# Listing
.....

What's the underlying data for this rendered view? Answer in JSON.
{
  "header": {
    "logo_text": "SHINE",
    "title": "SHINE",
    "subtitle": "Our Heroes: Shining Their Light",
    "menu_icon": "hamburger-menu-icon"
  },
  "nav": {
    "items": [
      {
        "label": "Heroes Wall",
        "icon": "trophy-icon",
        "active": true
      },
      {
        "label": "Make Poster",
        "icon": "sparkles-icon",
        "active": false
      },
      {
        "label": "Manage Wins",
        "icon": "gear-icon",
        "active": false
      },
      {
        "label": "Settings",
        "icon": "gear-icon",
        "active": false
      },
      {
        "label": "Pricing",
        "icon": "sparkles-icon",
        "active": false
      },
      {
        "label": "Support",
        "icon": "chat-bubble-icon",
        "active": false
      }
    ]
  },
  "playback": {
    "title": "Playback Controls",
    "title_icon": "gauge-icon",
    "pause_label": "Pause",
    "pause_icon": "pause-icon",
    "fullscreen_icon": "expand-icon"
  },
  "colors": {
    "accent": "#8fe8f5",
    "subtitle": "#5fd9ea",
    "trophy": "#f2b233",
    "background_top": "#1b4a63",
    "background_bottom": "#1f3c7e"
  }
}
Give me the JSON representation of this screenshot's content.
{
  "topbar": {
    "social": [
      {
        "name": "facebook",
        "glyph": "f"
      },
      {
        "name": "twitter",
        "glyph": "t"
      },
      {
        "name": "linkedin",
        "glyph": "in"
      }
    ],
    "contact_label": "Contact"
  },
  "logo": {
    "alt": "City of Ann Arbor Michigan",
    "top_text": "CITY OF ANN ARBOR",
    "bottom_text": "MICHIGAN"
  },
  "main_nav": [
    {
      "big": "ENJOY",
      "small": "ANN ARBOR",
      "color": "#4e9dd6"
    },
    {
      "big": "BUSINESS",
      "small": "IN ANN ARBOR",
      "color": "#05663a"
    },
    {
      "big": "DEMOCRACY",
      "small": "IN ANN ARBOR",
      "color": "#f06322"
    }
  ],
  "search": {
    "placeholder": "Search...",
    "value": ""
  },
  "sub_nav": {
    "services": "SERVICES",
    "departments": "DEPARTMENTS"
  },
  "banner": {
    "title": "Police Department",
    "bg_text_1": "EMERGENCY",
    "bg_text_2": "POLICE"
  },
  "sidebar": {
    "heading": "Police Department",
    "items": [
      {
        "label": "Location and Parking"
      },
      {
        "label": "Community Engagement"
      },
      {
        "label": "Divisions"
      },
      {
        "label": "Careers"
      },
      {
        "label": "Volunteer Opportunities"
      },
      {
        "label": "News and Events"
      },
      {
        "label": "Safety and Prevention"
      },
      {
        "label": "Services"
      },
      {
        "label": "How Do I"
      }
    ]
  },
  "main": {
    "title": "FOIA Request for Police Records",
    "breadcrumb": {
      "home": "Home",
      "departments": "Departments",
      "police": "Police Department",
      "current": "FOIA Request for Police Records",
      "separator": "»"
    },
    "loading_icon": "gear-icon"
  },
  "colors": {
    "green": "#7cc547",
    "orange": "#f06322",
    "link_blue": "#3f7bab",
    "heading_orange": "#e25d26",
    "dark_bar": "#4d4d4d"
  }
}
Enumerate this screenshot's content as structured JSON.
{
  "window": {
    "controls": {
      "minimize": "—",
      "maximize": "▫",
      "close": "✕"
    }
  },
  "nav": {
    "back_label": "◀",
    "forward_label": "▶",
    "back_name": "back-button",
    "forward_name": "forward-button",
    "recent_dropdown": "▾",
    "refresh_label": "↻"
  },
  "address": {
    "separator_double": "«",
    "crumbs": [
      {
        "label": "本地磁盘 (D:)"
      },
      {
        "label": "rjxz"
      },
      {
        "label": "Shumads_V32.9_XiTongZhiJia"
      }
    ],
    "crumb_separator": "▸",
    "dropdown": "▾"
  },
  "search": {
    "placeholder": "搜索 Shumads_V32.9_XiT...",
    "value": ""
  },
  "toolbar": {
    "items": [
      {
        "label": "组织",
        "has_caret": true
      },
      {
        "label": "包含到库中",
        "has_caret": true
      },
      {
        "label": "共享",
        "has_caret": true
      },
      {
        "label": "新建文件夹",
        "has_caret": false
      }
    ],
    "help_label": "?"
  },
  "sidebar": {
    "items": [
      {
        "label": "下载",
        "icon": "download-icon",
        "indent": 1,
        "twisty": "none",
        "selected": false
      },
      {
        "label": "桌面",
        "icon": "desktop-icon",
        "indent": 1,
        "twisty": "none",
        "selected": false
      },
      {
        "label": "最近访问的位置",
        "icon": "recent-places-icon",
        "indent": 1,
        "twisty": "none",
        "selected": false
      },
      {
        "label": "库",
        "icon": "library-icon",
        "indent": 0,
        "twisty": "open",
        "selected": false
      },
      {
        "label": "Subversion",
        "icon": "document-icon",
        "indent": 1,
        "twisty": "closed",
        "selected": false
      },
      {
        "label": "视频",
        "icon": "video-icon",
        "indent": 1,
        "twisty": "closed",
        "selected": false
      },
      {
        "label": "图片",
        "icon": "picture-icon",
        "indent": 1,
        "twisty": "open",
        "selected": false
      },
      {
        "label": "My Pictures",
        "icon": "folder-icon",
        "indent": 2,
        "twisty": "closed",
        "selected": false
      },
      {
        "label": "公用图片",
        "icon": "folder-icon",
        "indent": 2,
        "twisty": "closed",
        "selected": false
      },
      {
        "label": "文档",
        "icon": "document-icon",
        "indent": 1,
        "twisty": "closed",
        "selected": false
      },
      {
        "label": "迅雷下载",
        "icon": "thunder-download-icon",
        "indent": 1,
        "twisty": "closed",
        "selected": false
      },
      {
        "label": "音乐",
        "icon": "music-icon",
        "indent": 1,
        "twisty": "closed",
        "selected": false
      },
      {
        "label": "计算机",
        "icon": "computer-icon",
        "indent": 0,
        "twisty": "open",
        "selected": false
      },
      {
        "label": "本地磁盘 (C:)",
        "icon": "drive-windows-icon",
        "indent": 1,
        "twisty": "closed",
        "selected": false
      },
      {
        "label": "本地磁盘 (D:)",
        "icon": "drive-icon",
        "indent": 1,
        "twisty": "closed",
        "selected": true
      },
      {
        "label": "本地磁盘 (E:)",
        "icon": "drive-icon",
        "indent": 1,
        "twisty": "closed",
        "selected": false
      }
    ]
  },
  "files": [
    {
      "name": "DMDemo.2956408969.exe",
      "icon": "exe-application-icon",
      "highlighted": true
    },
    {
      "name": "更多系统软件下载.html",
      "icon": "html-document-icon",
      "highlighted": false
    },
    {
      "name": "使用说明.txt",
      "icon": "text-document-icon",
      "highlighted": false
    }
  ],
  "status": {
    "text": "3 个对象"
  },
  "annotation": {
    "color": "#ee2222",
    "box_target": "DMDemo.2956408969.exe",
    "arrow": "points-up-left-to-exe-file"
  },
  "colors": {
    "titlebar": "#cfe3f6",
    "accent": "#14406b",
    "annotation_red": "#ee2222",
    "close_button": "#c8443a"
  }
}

.....

# Written problem
Copy out each line that contains the word "document".

# Task output
        "icon": "document-icon",
        "icon": "document-icon",
      "icon": "html-document-icon",
      "icon": "text-document-icon",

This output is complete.